### TASK REQUIREMENTS:
Scan the listing below. Report each line that includes "JSON".

Entries taken from a collection
= = = = = = =

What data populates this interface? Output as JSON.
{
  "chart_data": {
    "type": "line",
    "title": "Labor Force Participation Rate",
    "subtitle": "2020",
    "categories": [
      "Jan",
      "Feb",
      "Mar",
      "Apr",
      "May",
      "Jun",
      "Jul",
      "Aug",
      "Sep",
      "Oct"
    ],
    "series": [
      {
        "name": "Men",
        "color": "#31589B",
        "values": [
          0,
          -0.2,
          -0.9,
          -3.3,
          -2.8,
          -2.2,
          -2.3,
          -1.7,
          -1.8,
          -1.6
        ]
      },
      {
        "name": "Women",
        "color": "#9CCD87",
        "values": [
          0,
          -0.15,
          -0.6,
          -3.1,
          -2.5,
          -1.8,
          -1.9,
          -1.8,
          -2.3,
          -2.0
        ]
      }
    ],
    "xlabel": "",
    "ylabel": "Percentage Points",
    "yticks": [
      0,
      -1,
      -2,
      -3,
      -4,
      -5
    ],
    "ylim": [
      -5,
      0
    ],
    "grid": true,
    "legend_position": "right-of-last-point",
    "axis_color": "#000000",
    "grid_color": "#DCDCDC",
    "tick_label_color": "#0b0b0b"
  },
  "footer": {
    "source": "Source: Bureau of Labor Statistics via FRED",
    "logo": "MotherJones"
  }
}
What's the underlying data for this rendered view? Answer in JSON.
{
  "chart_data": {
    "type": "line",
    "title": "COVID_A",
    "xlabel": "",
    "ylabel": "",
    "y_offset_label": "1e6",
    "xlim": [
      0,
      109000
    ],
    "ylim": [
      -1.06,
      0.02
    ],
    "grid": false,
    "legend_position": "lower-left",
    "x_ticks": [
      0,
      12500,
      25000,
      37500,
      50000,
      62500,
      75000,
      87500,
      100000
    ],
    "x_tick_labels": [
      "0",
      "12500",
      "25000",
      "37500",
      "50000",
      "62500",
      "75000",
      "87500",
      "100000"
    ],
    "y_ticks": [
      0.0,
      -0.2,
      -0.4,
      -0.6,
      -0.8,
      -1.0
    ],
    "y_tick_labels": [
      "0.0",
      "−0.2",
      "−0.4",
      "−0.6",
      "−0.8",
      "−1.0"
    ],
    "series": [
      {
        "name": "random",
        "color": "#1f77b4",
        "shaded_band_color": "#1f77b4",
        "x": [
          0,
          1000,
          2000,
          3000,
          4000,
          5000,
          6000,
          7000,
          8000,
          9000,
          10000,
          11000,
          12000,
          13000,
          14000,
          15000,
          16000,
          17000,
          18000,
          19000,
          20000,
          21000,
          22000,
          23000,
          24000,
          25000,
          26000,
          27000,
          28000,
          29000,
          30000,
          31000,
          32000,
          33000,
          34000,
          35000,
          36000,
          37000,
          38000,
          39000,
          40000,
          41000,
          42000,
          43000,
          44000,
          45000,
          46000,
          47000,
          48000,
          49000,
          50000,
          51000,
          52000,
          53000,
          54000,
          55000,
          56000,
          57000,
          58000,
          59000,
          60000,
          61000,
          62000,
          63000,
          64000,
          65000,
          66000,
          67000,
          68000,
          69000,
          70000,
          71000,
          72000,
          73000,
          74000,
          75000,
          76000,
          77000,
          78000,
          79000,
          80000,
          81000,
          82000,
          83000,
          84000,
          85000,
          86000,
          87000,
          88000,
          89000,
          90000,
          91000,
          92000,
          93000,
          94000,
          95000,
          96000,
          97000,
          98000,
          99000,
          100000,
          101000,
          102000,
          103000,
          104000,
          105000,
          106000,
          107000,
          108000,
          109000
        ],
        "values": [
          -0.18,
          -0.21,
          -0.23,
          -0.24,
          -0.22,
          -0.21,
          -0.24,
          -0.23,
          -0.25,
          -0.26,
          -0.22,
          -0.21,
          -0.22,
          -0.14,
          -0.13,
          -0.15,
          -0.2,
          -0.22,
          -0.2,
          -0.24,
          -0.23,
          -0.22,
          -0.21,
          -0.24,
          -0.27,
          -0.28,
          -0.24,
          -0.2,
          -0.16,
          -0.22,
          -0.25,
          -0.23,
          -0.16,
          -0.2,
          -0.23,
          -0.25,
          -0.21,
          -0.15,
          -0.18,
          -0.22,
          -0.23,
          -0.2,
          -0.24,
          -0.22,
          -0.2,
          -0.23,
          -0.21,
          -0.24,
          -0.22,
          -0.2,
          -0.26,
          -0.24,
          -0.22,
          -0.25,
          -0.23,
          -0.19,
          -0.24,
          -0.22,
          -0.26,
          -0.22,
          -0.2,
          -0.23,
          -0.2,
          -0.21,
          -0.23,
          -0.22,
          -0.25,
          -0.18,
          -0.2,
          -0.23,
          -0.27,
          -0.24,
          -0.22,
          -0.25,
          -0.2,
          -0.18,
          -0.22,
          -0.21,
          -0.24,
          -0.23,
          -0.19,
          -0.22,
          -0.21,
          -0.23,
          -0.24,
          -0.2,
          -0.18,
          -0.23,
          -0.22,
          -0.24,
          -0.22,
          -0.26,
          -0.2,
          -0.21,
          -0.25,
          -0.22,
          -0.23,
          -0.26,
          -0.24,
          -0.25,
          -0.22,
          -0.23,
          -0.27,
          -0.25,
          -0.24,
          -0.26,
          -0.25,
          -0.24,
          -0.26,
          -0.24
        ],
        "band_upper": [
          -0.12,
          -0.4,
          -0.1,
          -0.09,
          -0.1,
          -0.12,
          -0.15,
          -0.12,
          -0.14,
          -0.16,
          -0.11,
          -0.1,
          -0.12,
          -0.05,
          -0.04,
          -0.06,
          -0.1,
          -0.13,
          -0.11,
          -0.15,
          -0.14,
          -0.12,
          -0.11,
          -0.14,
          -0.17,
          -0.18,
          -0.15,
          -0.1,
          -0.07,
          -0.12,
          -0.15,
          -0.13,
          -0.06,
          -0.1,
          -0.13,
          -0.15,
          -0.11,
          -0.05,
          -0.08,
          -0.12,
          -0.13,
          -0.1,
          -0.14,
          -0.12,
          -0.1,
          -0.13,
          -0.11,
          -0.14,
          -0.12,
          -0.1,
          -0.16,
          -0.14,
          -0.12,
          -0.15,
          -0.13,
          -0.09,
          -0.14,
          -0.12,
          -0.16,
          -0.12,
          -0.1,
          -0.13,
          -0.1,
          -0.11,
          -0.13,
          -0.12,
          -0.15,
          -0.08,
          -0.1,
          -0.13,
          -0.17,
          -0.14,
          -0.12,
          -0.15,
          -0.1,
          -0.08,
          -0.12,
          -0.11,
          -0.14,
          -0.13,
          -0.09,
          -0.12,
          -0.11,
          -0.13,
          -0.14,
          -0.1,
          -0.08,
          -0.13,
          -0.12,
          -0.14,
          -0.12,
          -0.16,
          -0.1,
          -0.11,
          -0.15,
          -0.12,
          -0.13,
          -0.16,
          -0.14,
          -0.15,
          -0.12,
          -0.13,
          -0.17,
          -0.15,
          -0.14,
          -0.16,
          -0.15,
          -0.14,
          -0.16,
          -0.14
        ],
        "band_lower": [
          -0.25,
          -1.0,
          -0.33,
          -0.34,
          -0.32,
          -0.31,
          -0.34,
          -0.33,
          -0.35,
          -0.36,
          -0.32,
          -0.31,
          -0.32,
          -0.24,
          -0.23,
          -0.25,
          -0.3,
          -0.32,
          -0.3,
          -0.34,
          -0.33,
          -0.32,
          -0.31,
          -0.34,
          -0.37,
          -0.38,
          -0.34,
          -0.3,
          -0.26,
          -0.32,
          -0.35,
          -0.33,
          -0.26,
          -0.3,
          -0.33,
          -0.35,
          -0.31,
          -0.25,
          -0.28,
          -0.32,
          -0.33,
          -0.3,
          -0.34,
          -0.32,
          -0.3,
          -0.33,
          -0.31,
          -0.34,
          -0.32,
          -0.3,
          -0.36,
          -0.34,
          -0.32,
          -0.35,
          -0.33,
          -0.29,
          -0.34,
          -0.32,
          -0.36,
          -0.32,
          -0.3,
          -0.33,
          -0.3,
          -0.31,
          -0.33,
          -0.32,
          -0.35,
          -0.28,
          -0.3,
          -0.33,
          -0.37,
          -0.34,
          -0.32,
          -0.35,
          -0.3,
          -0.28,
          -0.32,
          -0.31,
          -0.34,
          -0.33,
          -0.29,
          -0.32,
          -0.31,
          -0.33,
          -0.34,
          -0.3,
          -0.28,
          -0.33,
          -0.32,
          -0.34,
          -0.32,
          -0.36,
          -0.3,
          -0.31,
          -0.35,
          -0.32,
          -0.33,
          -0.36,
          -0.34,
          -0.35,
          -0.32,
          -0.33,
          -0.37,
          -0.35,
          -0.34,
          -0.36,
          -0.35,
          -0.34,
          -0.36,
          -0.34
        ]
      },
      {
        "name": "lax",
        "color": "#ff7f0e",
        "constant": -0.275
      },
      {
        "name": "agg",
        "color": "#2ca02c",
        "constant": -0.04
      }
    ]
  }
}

= = = = = = =

### REPLY:
What data populates this interface? Output as JSON.
What's the underlying data for this rendered view? Answer in JSON.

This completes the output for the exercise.